Supplied records →
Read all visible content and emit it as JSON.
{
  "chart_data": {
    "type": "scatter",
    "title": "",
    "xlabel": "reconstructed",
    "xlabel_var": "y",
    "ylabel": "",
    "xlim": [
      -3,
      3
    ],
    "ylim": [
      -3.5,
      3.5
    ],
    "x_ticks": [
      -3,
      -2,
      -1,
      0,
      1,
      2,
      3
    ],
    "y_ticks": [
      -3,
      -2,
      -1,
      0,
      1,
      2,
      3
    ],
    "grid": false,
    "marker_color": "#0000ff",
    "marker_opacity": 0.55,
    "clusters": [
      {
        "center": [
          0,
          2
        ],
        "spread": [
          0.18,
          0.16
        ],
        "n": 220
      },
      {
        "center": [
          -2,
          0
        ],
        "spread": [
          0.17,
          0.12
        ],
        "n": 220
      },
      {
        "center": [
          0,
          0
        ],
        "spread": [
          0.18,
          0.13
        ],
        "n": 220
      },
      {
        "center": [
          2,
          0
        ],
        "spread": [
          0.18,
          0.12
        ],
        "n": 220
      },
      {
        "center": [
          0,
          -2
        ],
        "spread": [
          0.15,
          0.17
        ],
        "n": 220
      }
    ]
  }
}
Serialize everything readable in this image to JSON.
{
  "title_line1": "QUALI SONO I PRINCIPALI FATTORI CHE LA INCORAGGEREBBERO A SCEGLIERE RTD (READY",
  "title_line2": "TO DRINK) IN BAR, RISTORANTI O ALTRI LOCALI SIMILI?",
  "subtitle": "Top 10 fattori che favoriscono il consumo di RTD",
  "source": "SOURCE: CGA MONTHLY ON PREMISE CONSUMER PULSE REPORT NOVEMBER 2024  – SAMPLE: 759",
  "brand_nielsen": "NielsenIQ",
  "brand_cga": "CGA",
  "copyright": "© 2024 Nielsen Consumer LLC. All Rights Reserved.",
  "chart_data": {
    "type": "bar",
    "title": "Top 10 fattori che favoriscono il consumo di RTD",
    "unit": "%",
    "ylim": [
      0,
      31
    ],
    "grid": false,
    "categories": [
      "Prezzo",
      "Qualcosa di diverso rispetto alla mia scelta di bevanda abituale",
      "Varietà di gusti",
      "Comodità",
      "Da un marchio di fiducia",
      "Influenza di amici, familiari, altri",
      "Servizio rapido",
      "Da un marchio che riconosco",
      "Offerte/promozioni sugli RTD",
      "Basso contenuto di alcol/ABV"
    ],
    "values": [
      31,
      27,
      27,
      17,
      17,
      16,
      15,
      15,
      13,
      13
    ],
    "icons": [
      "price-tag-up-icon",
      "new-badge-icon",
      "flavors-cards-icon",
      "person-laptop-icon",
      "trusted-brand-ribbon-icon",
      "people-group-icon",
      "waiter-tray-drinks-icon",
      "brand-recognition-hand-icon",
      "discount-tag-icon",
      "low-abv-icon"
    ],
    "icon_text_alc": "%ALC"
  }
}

Work instructions →
What do the records say? Quote them all exactly.

Correct response →
Read all visible content and emit it as JSON.
{
  "chart_data": {
    "type": "scatter",
    "title": "",
    "xlabel": "reconstructed",
    "xlabel_var": "y",
    "ylabel": "",
    "xlim": [
      -3,
      3
    ],
    "ylim": [
      -3.5,
      3.5
    ],
    "x_ticks": [
      -3,
      -2,
      -1,
      0,
      1,
      2,
      3
    ],
    "y_ticks": [
      -3,
      -2,
      -1,
      0,
      1,
      2,
      3
    ],
    "grid": false,
    "marker_color": "#0000ff",
    "marker_opacity": 0.55,
    "clusters": [
      {
        "center": [
          0,
          2
        ],
        "spread": [
          0.18,
          0.16
        ],
        "n": 220
      },
      {
        "center": [
          -2,
          0
        ],
        "spread": [
          0.17,
          0.12
        ],
        "n": 220
      },
      {
        "center": [
          0,
          0
        ],
        "spread": [
          0.18,
          0.13
        ],
        "n": 220
      },
      {
        "center": [
          2,
          0
        ],
        "spread": [
          0.18,
          0.12
        ],
        "n": 220
      },
      {
        "center": [
          0,
          -2
        ],
        "spread": [
          0.15,
          0.17
        ],
        "n": 220
      }
    ]
  }
}
Serialize everything readable in this image to JSON.
{
  "title_line1": "QUALI SONO I PRINCIPALI FATTORI CHE LA INCORAGGEREBBERO A SCEGLIERE RTD (READY",
  "title_line2": "TO DRINK) IN BAR, RISTORANTI O ALTRI LOCALI SIMILI?",
  "subtitle": "Top 10 fattori che favoriscono il consumo di RTD",
  "source": "SOURCE: CGA MONTHLY ON PREMISE CONSUMER PULSE REPORT NOVEMBER 2024  – SAMPLE: 759",
  "brand_nielsen": "NielsenIQ",
  "brand_cga": "CGA",
  "copyright": "© 2024 Nielsen Consumer LLC. All Rights Reserved.",
  "chart_data": {
    "type": "bar",
    "title": "Top 10 fattori che favoriscono il consumo di RTD",
    "unit": "%",
    "ylim": [
      0,
      31
    ],
    "grid": false,
    "categories": [
      "Prezzo",
      "Qualcosa di diverso rispetto alla mia scelta di bevanda abituale",
      "Varietà di gusti",
      "Comodità",
      "Da un marchio di fiducia",
      "Influenza di amici, familiari, altri",
      "Servizio rapido",
      "Da un marchio che riconosco",
      "Offerte/promozioni sugli RTD",
      "Basso contenuto di alcol/ABV"
    ],
    "values": [
      31,
      27,
      27,
      17,
      17,
      16,
      15,
      15,
      13,
      13
    ],
    "icons": [
      "price-tag-up-icon",
      "new-badge-icon",
      "flavors-cards-icon",
      "person-laptop-icon",
      "trusted-brand-ribbon-icon",
      "people-group-icon",
      "waiter-tray-drinks-icon",
      "brand-recognition-hand-icon",
      "discount-tag-icon",
      "low-abv-icon"
    ],
    "icon_text_alc": "%ALC"
  }
}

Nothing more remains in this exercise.